> Records from a data collection:
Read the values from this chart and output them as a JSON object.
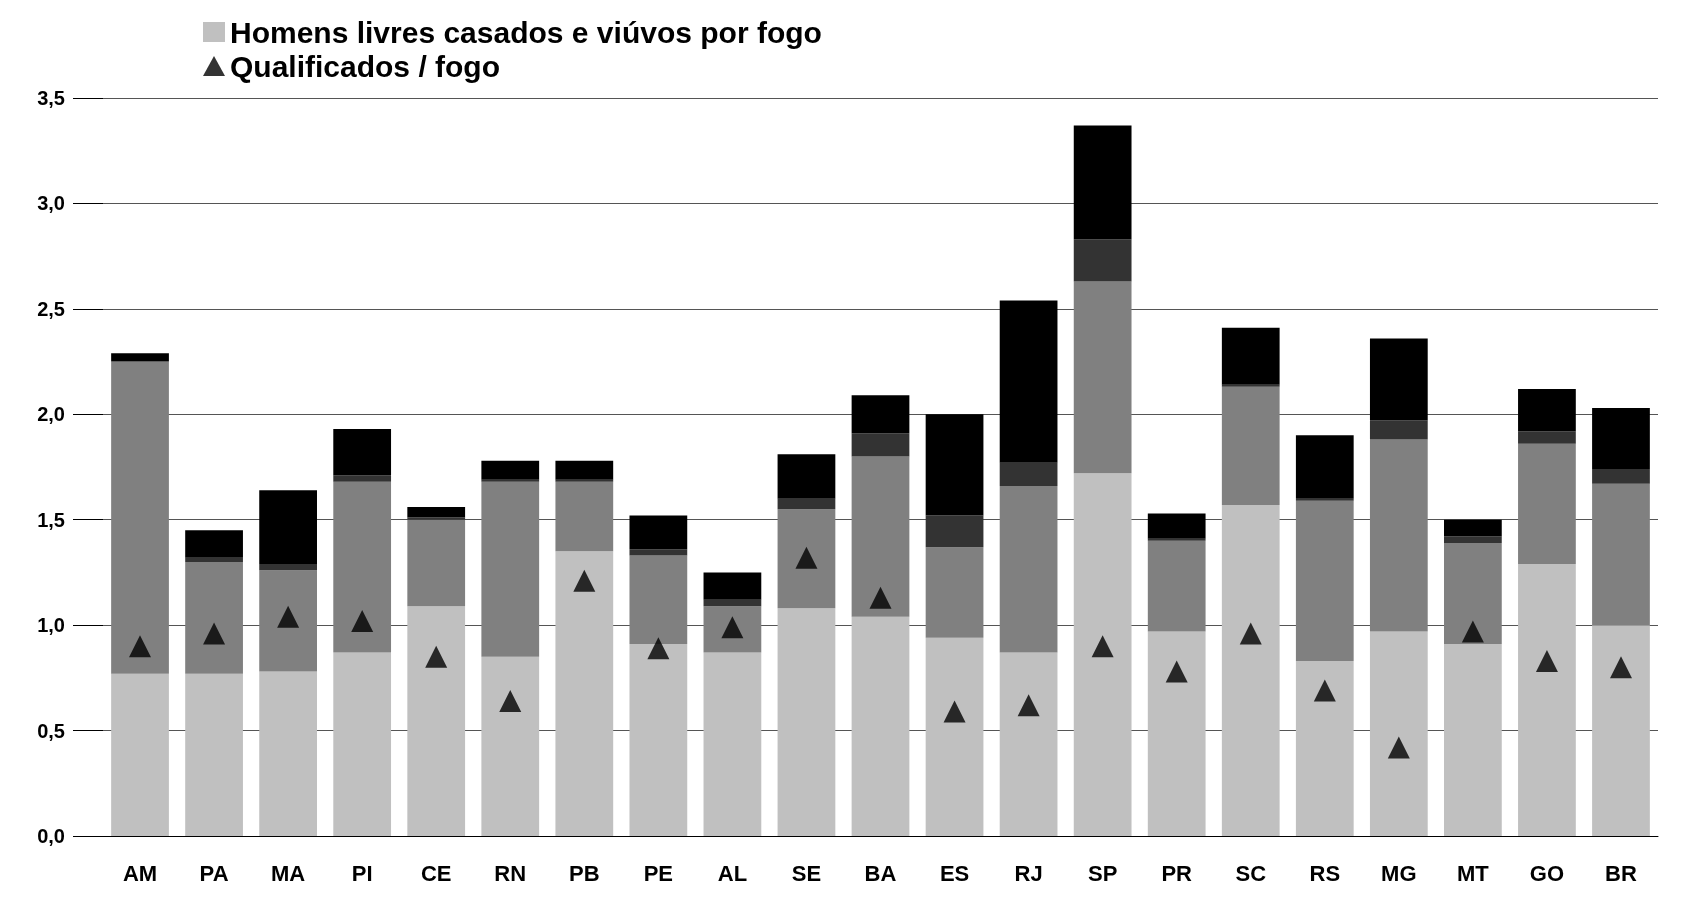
{
  "chart_data": {
    "type": "bar",
    "stacked": true,
    "categories": [
      "AM",
      "PA",
      "MA",
      "PI",
      "CE",
      "RN",
      "PB",
      "PE",
      "AL",
      "SE",
      "BA",
      "ES",
      "RJ",
      "SP",
      "PR",
      "SC",
      "RS",
      "MG",
      "MT",
      "GO",
      "BR"
    ],
    "series": [
      {
        "name": "Homens livres casados e viúvos por fogo",
        "color": "#c0c0c0",
        "values": [
          0.77,
          0.77,
          0.78,
          0.87,
          1.09,
          0.85,
          1.35,
          0.91,
          0.87,
          1.08,
          1.04,
          0.94,
          0.87,
          1.72,
          0.97,
          1.57,
          0.83,
          0.97,
          0.91,
          1.29,
          1.0
        ]
      },
      {
        "color": "#808080",
        "values": [
          1.48,
          0.53,
          0.48,
          0.81,
          0.41,
          0.83,
          0.33,
          0.42,
          0.22,
          0.47,
          0.76,
          0.43,
          0.79,
          0.91,
          0.43,
          0.56,
          0.76,
          0.91,
          0.48,
          0.57,
          0.67
        ]
      },
      {
        "color": "#333333",
        "values": [
          0,
          0.02,
          0.03,
          0.03,
          0.01,
          0.01,
          0.01,
          0.03,
          0.03,
          0.05,
          0.11,
          0.15,
          0.11,
          0.2,
          0.01,
          0.01,
          0.01,
          0.09,
          0.03,
          0.06,
          0.07
        ]
      },
      {
        "color": "#000000",
        "values": [
          0.04,
          0.13,
          0.35,
          0.22,
          0.05,
          0.09,
          0.09,
          0.16,
          0.13,
          0.21,
          0.18,
          0.48,
          0.77,
          0.54,
          0.12,
          0.27,
          0.3,
          0.39,
          0.08,
          0.2,
          0.29
        ]
      },
      {
        "name": "Qualificados / fogo",
        "type": "scatter",
        "color": "#000000",
        "marker": "triangle",
        "x": [
          "AM",
          "PA",
          "MA",
          "PI",
          "CE",
          "RN",
          "PB",
          "PE",
          "AL",
          "SE",
          "BA",
          "ES",
          "RJ",
          "SP",
          "PR",
          "SC",
          "RS",
          "MG",
          "MT",
          "GO",
          "BR"
        ],
        "values": [
          0.9,
          0.96,
          1.04,
          1.02,
          0.85,
          0.64,
          1.21,
          0.89,
          0.99,
          1.32,
          1.13,
          0.59,
          0.62,
          0.9,
          0.78,
          0.96,
          0.69,
          0.42,
          0.97,
          0.83,
          0.8
        ]
      }
    ],
    "ylim": [
      0,
      3.5
    ],
    "yticks": [
      {
        "value": 0,
        "label": "0,0"
      },
      {
        "value": 0.5,
        "label": "0,5"
      },
      {
        "value": 1,
        "label": "1,0"
      },
      {
        "value": 1.5,
        "label": "1,5"
      },
      {
        "value": 2,
        "label": "2,0"
      },
      {
        "value": 2.5,
        "label": "2,5"
      },
      {
        "value": 3,
        "label": "3,0"
      },
      {
        "value": 3.5,
        "label": "3,5"
      }
    ],
    "grid": "y",
    "legend": "top left"
  }
}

> Problem:
Your task is to gather every line with the word "name" and copy it.

> Task output:
        "name": "Homens livres casados e viúvos por fogo",
        "name": "Qualificados / fogo",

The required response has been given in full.